───── Dataset records
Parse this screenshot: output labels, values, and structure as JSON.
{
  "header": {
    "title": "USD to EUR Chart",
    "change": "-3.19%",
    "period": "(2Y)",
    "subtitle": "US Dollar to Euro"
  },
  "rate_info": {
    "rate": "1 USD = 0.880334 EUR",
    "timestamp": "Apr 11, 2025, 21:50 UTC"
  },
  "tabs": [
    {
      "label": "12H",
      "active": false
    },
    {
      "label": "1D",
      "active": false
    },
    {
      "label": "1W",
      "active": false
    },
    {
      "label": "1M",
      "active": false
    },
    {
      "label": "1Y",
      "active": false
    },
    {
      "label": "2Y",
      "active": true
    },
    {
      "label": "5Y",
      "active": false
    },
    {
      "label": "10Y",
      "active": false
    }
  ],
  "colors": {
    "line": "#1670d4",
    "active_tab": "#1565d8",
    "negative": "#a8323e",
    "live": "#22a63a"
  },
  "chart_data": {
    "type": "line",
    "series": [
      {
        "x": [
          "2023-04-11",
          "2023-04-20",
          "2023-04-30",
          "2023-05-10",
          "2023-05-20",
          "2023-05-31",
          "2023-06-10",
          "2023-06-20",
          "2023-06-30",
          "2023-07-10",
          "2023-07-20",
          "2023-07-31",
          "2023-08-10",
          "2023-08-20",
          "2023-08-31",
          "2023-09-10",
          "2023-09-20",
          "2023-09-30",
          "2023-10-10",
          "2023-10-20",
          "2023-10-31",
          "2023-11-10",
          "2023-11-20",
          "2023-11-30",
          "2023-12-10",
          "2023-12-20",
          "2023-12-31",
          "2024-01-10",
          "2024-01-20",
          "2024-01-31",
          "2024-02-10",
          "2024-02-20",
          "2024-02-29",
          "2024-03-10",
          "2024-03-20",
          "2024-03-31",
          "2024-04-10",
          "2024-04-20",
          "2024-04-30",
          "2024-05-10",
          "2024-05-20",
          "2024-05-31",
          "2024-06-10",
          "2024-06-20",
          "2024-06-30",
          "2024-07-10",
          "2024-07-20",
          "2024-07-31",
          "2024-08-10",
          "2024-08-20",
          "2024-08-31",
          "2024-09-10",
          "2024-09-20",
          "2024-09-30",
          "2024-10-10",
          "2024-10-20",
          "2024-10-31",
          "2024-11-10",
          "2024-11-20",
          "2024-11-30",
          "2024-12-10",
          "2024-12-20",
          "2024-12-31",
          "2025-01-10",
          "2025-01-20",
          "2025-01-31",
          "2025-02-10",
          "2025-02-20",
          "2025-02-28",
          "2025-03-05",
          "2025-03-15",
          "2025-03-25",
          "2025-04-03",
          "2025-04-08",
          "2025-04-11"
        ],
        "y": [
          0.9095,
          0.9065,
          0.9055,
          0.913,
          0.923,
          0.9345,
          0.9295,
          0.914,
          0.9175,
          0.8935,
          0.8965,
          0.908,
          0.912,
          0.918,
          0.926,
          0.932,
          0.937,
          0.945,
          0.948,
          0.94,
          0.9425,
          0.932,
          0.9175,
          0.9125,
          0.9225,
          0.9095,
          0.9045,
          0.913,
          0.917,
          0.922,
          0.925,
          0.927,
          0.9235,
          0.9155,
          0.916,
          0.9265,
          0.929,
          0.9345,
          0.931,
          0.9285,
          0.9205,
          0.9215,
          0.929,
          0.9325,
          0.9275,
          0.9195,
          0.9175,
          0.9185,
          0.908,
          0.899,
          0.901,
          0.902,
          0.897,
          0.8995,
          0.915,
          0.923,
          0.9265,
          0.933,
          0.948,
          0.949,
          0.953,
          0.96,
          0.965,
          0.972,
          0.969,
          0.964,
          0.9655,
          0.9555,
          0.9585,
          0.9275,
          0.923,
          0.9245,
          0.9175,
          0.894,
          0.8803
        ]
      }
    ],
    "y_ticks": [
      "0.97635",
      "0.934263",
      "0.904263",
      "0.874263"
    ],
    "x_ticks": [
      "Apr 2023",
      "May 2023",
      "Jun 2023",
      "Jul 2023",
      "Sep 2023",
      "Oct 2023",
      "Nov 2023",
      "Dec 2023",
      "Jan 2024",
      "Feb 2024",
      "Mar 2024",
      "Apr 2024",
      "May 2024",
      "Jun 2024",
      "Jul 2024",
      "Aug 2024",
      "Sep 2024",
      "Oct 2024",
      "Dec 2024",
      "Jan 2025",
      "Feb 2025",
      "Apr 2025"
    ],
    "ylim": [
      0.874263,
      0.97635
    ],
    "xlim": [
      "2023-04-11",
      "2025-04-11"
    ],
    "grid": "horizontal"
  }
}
──────────
- _Requirement_
Copy out each line exactly as written.

- _Solution_
Parse this screenshot: output labels, values, and structure as JSON.
{
  "header": {
    "title": "USD to EUR Chart",
    "change": "-3.19%",
    "period": "(2Y)",
    "subtitle": "US Dollar to Euro"
  },
  "rate_info": {
    "rate": "1 USD = 0.880334 EUR",
    "timestamp": "Apr 11, 2025, 21:50 UTC"
  },
  "tabs": [
    {
      "label": "12H",
      "active": false
    },
    {
      "label": "1D",
      "active": false
    },
    {
      "label": "1W",
      "active": false
    },
    {
      "label": "1M",
      "active": false
    },
    {
      "label": "1Y",
      "active": false
    },
    {
      "label": "2Y",
      "active": true
    },
    {
      "label": "5Y",
      "active": false
    },
    {
      "label": "10Y",
      "active": false
    }
  ],
  "colors": {
    "line": "#1670d4",
    "active_tab": "#1565d8",
    "negative": "#a8323e",
    "live": "#22a63a"
  },
  "chart_data": {
    "type": "line",
    "series": [
      {
        "x": [
          "2023-04-11",
          "2023-04-20",
          "2023-04-30",
          "2023-05-10",
          "2023-05-20",
          "2023-05-31",
          "2023-06-10",
          "2023-06-20",
          "2023-06-30",
          "2023-07-10",
          "2023-07-20",
          "2023-07-31",
          "2023-08-10",
          "2023-08-20",
          "2023-08-31",
          "2023-09-10",
          "2023-09-20",
          "2023-09-30",
          "2023-10-10",
          "2023-10-20",
          "2023-10-31",
          "2023-11-10",
          "2023-11-20",
          "2023-11-30",
          "2023-12-10",
          "2023-12-20",
          "2023-12-31",
          "2024-01-10",
          "2024-01-20",
          "2024-01-31",
          "2024-02-10",
          "2024-02-20",
          "2024-02-29",
          "2024-03-10",
          "2024-03-20",
          "2024-03-31",
          "2024-04-10",
          "2024-04-20",
          "2024-04-30",
          "2024-05-10",
          "2024-05-20",
          "2024-05-31",
          "2024-06-10",
          "2024-06-20",
          "2024-06-30",
          "2024-07-10",
          "2024-07-20",
          "2024-07-31",
          "2024-08-10",
          "2024-08-20",
          "2024-08-31",
          "2024-09-10",
          "2024-09-20",
          "2024-09-30",
          "2024-10-10",
          "2024-10-20",
          "2024-10-31",
          "2024-11-10",
          "2024-11-20",
          "2024-11-30",
          "2024-12-10",
          "2024-12-20",
          "2024-12-31",
          "2025-01-10",
          "2025-01-20",
          "2025-01-31",
          "2025-02-10",
          "2025-02-20",
          "2025-02-28",
          "2025-03-05",
          "2025-03-15",
          "2025-03-25",
          "2025-04-03",
          "2025-04-08",
          "2025-04-11"
        ],
        "y": [
          0.9095,
          0.9065,
          0.9055,
          0.913,
          0.923,
          0.9345,
          0.9295,
          0.914,
          0.9175,
          0.8935,
          0.8965,
          0.908,
          0.912,
          0.918,
          0.926,
          0.932,
          0.937,
          0.945,
          0.948,
          0.94,
          0.9425,
          0.932,
          0.9175,
          0.9125,
          0.9225,
          0.9095,
          0.9045,
          0.913,
          0.917,
          0.922,
          0.925,
          0.927,
          0.9235,
          0.9155,
          0.916,
          0.9265,
          0.929,
          0.9345,
          0.931,
          0.9285,
          0.9205,
          0.9215,
          0.929,
          0.9325,
          0.9275,
          0.9195,
          0.9175,
          0.9185,
          0.908,
          0.899,
          0.901,
          0.902,
          0.897,
          0.8995,
          0.915,
          0.923,
          0.9265,
          0.933,
          0.948,
          0.949,
          0.953,
          0.96,
          0.965,
          0.972,
          0.969,
          0.964,
          0.9655,
          0.9555,
          0.9585,
          0.9275,
          0.923,
          0.9245,
          0.9175,
          0.894,
          0.8803
        ]
      }
    ],
    "y_ticks": [
      "0.97635",
      "0.934263",
      "0.904263",
      "0.874263"
    ],
    "x_ticks": [
      "Apr 2023",
      "May 2023",
      "Jun 2023",
      "Jul 2023",
      "Sep 2023",
      "Oct 2023",
      "Nov 2023",
      "Dec 2023",
      "Jan 2024",
      "Feb 2024",
      "Mar 2024",
      "Apr 2024",
      "May 2024",
      "Jun 2024",
      "Jul 2024",
      "Aug 2024",
      "Sep 2024",
      "Oct 2024",
      "Dec 2024",
      "Jan 2025",
      "Feb 2025",
      "Apr 2025"
    ],
    "ylim": [
      0.874263,
      0.97635
    ],
    "xlim": [
      "2023-04-11",
      "2025-04-11"
    ],
    "grid": "horizontal"
  }
}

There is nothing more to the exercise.